**What is needed:** Please transcribe the listing below in full and word for word, without its pictures.

**Data to use:**
---+---

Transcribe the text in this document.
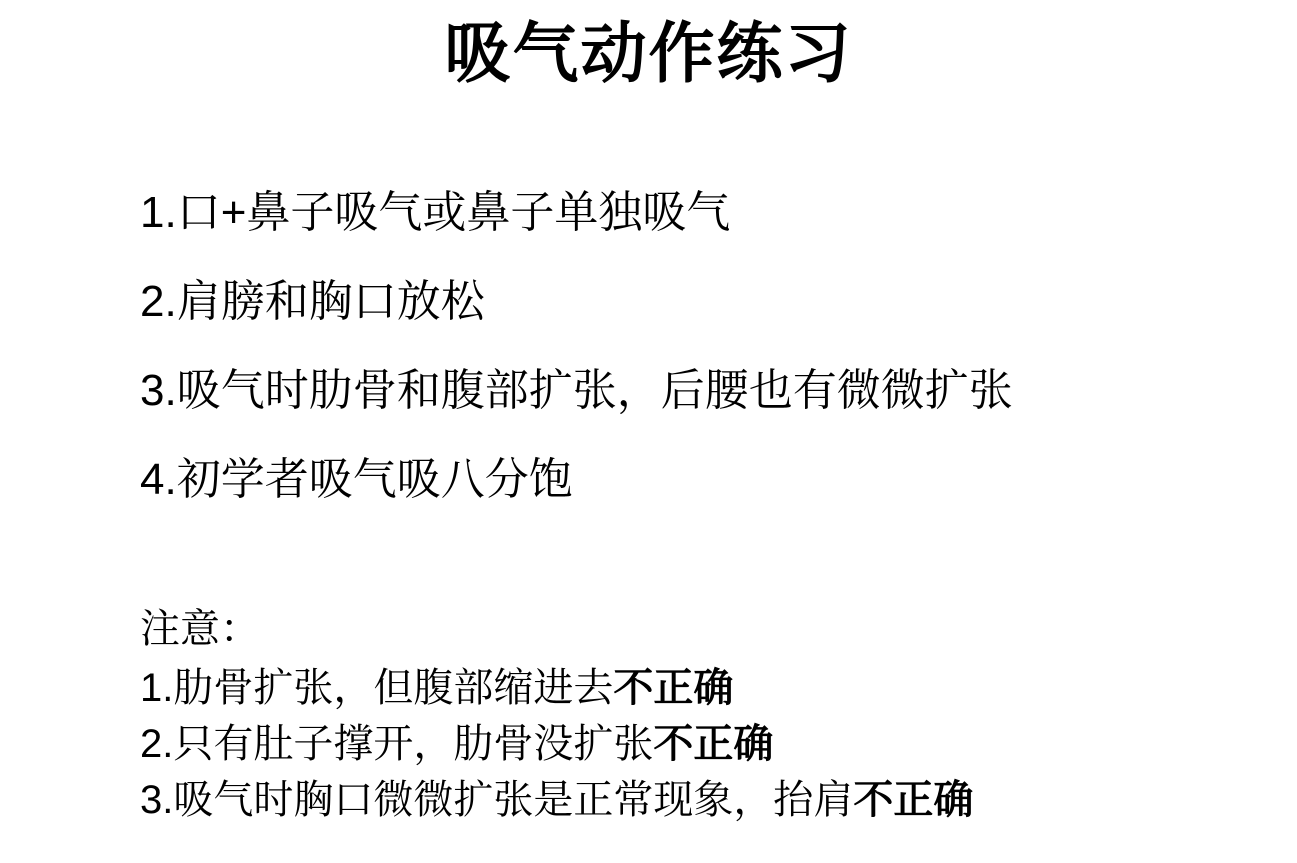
吸气动作练习
1.口+鼻子吸气或鼻子单独吸气
2.肩膀和胸口放松
3.吸气时肋骨和腹部扩张，后腰也有微微扩张
4.初学者吸气吸八分饱
注意：
1.肋骨扩张，但腹部缩进去不正确
2.只有肚子撑开，肋骨没扩张不正确
3.吸气时胸口微微扩张是正常现象，抬肩不正确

---+---

**Result:**
Transcribe the text in this document.
吸气动作练习
1.口+鼻子吸气或鼻子单独吸气
2.肩膀和胸口放松
3.吸气时肋骨和腹部扩张，后腰也有微微扩张
4.初学者吸气吸八分饱
注意：
1.肋骨扩张，但腹部缩进去不正确
2.只有肚子撑开，肋骨没扩张不正确
3.吸气时胸口微微扩张是正常现象，抬肩不正确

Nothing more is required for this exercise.